[Labeled bounding box records]
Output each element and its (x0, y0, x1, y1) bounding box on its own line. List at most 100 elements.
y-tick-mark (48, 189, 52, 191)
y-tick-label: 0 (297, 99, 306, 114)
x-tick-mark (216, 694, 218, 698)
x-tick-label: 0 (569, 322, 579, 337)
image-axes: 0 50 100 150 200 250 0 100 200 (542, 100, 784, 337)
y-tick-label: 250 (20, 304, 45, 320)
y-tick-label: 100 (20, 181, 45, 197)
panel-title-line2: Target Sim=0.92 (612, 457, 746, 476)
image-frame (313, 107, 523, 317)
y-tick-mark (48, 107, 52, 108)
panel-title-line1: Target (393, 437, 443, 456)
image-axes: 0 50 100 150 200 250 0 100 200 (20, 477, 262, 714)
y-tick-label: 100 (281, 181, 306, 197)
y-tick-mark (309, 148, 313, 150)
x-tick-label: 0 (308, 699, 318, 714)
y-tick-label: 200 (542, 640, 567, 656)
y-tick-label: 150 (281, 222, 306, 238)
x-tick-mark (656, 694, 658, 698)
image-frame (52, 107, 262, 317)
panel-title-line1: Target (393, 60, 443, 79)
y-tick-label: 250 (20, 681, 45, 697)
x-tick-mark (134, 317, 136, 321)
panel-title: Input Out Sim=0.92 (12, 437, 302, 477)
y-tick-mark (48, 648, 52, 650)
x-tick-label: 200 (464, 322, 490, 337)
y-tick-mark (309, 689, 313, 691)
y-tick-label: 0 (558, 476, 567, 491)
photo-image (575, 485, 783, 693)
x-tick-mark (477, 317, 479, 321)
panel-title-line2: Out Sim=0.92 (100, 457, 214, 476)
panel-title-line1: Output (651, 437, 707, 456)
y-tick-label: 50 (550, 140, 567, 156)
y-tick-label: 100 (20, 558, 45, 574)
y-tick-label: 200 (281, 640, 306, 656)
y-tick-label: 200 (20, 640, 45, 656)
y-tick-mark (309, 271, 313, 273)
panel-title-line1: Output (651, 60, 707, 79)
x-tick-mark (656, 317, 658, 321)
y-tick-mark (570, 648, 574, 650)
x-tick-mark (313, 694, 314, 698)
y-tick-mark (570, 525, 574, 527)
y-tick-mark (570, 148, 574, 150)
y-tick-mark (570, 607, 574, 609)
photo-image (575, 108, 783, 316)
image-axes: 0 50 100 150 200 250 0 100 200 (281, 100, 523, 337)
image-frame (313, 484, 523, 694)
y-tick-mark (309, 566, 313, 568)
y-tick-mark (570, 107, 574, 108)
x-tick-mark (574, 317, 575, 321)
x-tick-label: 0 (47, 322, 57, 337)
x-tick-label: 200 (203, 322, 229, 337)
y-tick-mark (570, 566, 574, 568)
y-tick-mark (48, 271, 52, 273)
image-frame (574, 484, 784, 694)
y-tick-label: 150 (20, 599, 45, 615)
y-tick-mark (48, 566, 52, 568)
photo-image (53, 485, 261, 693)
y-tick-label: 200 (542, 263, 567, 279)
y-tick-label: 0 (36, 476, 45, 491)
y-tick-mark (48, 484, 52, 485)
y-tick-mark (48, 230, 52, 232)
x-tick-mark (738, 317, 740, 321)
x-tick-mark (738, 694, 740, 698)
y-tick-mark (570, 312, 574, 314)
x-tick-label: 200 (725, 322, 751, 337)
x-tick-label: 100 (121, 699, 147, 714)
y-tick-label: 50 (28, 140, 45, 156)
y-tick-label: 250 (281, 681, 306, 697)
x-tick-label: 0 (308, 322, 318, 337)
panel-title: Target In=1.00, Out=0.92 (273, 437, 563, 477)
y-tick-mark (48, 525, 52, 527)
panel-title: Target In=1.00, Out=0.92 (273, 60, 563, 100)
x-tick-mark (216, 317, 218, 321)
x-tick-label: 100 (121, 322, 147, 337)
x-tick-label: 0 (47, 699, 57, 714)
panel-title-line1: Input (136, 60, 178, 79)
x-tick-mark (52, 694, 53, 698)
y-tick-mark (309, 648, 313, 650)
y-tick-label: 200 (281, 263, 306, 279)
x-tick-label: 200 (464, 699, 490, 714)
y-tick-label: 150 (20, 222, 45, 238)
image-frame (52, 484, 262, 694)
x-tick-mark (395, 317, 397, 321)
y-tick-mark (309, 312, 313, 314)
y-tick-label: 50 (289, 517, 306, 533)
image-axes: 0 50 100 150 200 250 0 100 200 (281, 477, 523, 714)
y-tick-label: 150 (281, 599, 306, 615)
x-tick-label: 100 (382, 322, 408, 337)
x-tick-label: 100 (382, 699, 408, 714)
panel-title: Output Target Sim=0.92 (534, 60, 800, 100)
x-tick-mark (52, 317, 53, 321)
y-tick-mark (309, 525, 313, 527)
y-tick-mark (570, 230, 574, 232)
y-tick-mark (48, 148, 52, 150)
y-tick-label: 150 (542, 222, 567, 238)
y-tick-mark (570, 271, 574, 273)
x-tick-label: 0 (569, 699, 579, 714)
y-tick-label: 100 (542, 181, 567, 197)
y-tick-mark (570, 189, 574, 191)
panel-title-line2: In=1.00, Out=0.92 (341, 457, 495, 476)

§ **WHAT YOU HAVE TO DO**: Give the records as a JSON list of strings, one string per line, skipping any blank lines.

§ **RESPONSE**:
[
  "Output each element and its (x0, y0, x1, y1) bounding box on its own line. List at most 100 elements.",
  "y-tick-mark (48, 189, 52, 191)",
  "y-tick-label: 0 (297, 99, 306, 114)",
  "x-tick-mark (216, 694, 218, 698)",
  "x-tick-label: 0 (569, 322, 579, 337)",
  "image-axes: 0 50 100 150 200 250 0 100 200 (542, 100, 784, 337)",
  "y-tick-label: 250 (20, 304, 45, 320)",
  "y-tick-label: 100 (20, 181, 45, 197)",
  "panel-title-line2: Target Sim=0.92 (612, 457, 746, 476)",
  "image-frame (313, 107, 523, 317)",
  "y-tick-mark (48, 107, 52, 108)",
  "panel-title-line1: Target (393, 437, 443, 456)",
  "image-axes: 0 50 100 150 200 250 0 100 200 (20, 477, 262, 714)",
  "y-tick-label: 100 (281, 181, 306, 197)",
  "y-tick-mark (309, 148, 313, 150)",
  "x-tick-label: 0 (308, 699, 318, 714)",
  "y-tick-label: 200 (542, 640, 567, 656)",
  "y-tick-label: 150 (281, 222, 306, 238)",
  "x-tick-mark (656, 694, 658, 698)",
  "image-frame (52, 107, 262, 317)",
  "panel-title-line1: Target (393, 60, 443, 79)",
  "y-tick-label: 250 (20, 681, 45, 697)",
  "x-tick-mark (134, 317, 136, 321)",
  "panel-title: Input Out Sim=0.92 (12, 437, 302, 477)",
  "y-tick-mark (48, 648, 52, 650)",
  "x-tick-label: 200 (464, 322, 490, 337)",
  "y-tick-mark (309, 689, 313, 691)",
  "y-tick-label: 0 (558, 476, 567, 491)",
  "photo-image (575, 485, 783, 693)",
  "x-tick-mark (477, 317, 479, 321)",
  "panel-title-line2: Out Sim=0.92 (100, 457, 214, 476)",
  "panel-title-line1: Output (651, 437, 707, 456)",
  "y-tick-label: 50 (550, 140, 567, 156)",
  "y-tick-label: 100 (20, 558, 45, 574)",
  "y-tick-label: 200 (281, 640, 306, 656)",
  "y-tick-label: 200 (20, 640, 45, 656)",
  "y-tick-mark (309, 271, 313, 273)",
  "panel-title-line1: Output (651, 60, 707, 79)",
  "x-tick-mark (656, 317, 658, 321)",
  "y-tick-mark (570, 648, 574, 650)",
  "x-tick-mark (313, 694, 314, 698)",
  "y-tick-mark (570, 525, 574, 527)",
  "y-tick-mark (570, 148, 574, 150)",
  "y-tick-mark (570, 607, 574, 609)",
  "photo-image (575, 108, 783, 316)",
  "image-axes: 0 50 100 150 200 250 0 100 200 (281, 100, 523, 337)",
  "image-frame (313, 484, 523, 694)",
  "y-tick-mark (309, 566, 313, 568)",
  "y-tick-mark (570, 107, 574, 108)",
  "x-tick-mark (574, 317, 575, 321)",
  "x-tick-label: 0 (47, 322, 57, 337)",
  "x-tick-label: 200 (203, 322, 229, 337)",
  "y-tick-mark (570, 566, 574, 568)",
  "y-tick-mark (48, 271, 52, 273)",
  "image-frame (574, 484, 784, 694)",
  "y-tick-label: 150 (20, 599, 45, 615)",
  "y-tick-mark (48, 566, 52, 568)",
  "photo-image (53, 485, 261, 693)",
  "y-tick-label: 200 (542, 263, 567, 279)",
  "y-tick-label: 0 (36, 476, 45, 491)",
  "y-tick-mark (48, 484, 52, 485)",
  "y-tick-mark (48, 230, 52, 232)",
  "x-tick-mark (738, 317, 740, 321)",
  "x-tick-mark (738, 694, 740, 698)",
  "y-tick-mark (570, 312, 574, 314)",
  "x-tick-label: 200 (725, 322, 751, 337)",
  "x-tick-label: 100 (121, 699, 147, 714)",
  "y-tick-label: 50 (28, 140, 45, 156)",
  "y-tick-label: 250 (281, 681, 306, 697)",
  "x-tick-label: 0 (308, 322, 318, 337)",
  "panel-title: Target In=1.00, Out=0.92 (273, 437, 563, 477)",
  "y-tick-mark (48, 525, 52, 527)",
  "panel-title: Target In=1.00, Out=0.92 (273, 60, 563, 100)",
  "x-tick-mark (216, 317, 218, 321)",
  "x-tick-label: 100 (121, 322, 147, 337)",
  "x-tick-label: 0 (47, 699, 57, 714)",
  "panel-title-line1: Input (136, 60, 178, 79)",
  "x-tick-mark (52, 694, 53, 698)",
  "y-tick-mark (309, 648, 313, 650)",
  "y-tick-label: 200 (281, 263, 306, 279)",
  "x-tick-label: 200 (464, 699, 490, 714)",
  "y-tick-label: 150 (20, 222, 45, 238)",
  "image-frame (52, 484, 262, 694)",
  "x-tick-mark (395, 317, 397, 321)",
  "y-tick-mark (309, 312, 313, 314)",
  "y-tick-label: 50 (289, 517, 306, 533)",
  "image-axes: 0 50 100 150 200 250 0 100 200 (281, 477, 523, 714)",
  "y-tick-label: 150 (281, 599, 306, 615)",
  "x-tick-label: 100 (382, 322, 408, 337)",
  "x-tick-label: 100 (382, 699, 408, 714)",
  "panel-title: Output Target Sim=0.92 (534, 60, 800, 100)",
  "x-tick-mark (52, 317, 53, 321)",
  "y-tick-mark (309, 525, 313, 527)",
  "y-tick-mark (570, 230, 574, 232)",
  "y-tick-mark (48, 148, 52, 150)",
  "y-tick-label: 150 (542, 222, 567, 238)",
  "y-tick-mark (570, 271, 574, 273)",
  "x-tick-label: 0 (569, 699, 579, 714)",
  "y-tick-label: 100 (542, 181, 567, 197)",
  "y-tick-mark (570, 189, 574, 191)",
  "panel-title-line2: In=1.00, Out=0.92 (341, 457, 495, 476)"
]